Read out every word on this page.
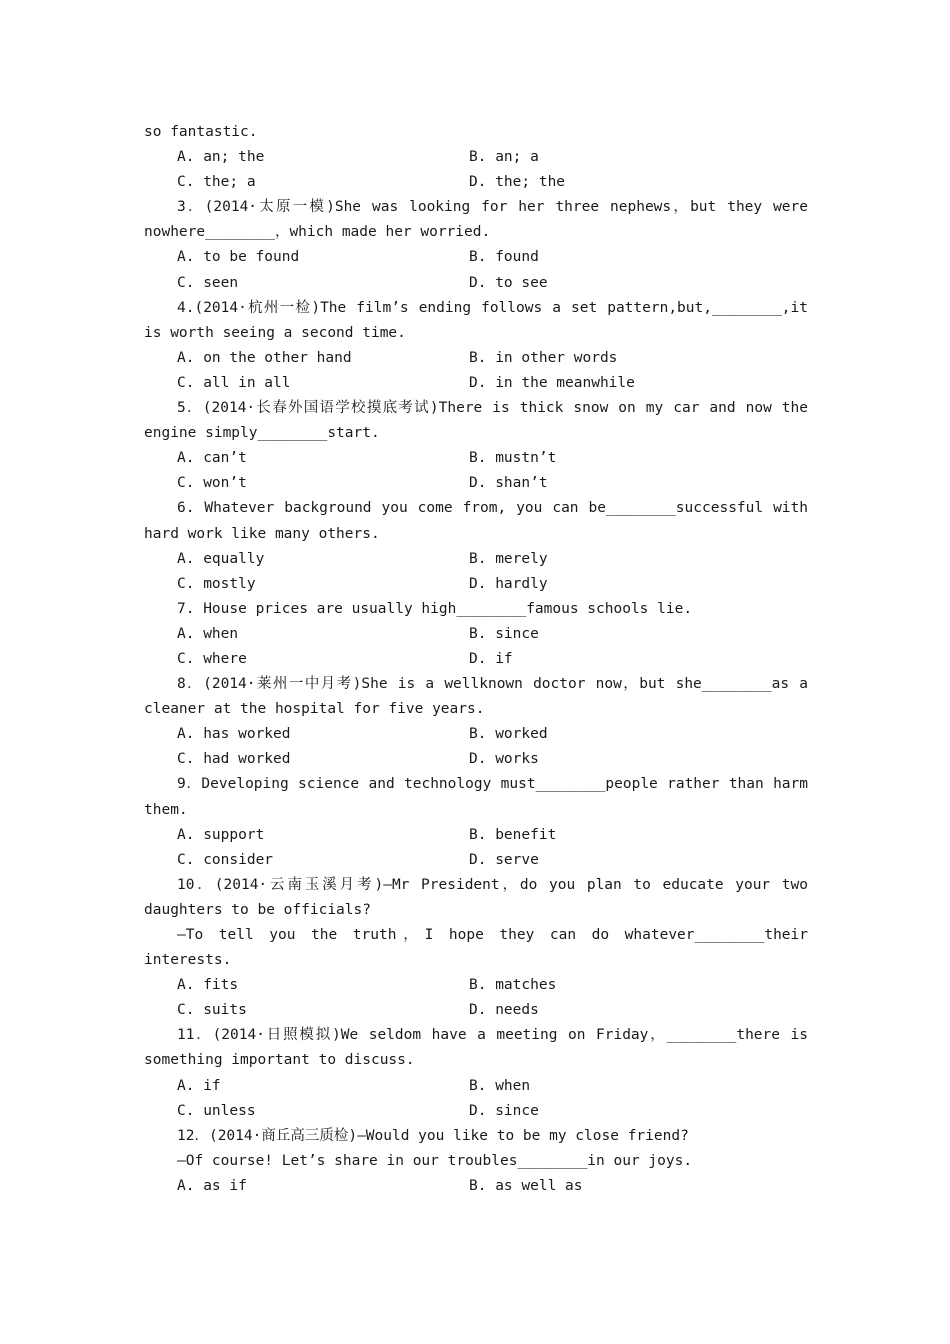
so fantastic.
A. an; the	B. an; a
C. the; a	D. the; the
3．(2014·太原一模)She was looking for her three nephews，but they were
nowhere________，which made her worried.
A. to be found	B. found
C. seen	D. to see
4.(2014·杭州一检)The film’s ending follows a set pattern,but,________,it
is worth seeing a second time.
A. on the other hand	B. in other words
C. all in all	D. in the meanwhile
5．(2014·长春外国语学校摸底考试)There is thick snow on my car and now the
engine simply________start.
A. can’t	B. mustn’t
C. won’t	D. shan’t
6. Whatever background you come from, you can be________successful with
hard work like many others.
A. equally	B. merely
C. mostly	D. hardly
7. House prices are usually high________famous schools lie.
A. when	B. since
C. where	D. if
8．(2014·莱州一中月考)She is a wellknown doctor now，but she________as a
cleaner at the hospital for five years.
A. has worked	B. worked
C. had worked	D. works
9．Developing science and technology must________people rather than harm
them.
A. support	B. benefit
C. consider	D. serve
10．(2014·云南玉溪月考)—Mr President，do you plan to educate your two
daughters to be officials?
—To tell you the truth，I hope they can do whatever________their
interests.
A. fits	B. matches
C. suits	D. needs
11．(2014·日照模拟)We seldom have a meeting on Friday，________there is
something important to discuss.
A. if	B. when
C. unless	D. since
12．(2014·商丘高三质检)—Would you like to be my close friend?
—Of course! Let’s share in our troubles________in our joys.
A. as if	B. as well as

++++++

Prompt: Which lines hold the string "they"? List them all.

Output below:
3．(2014·太原一模)She was looking for her three nephews，but they were
—To tell you the truth，I hope they can do whatever________their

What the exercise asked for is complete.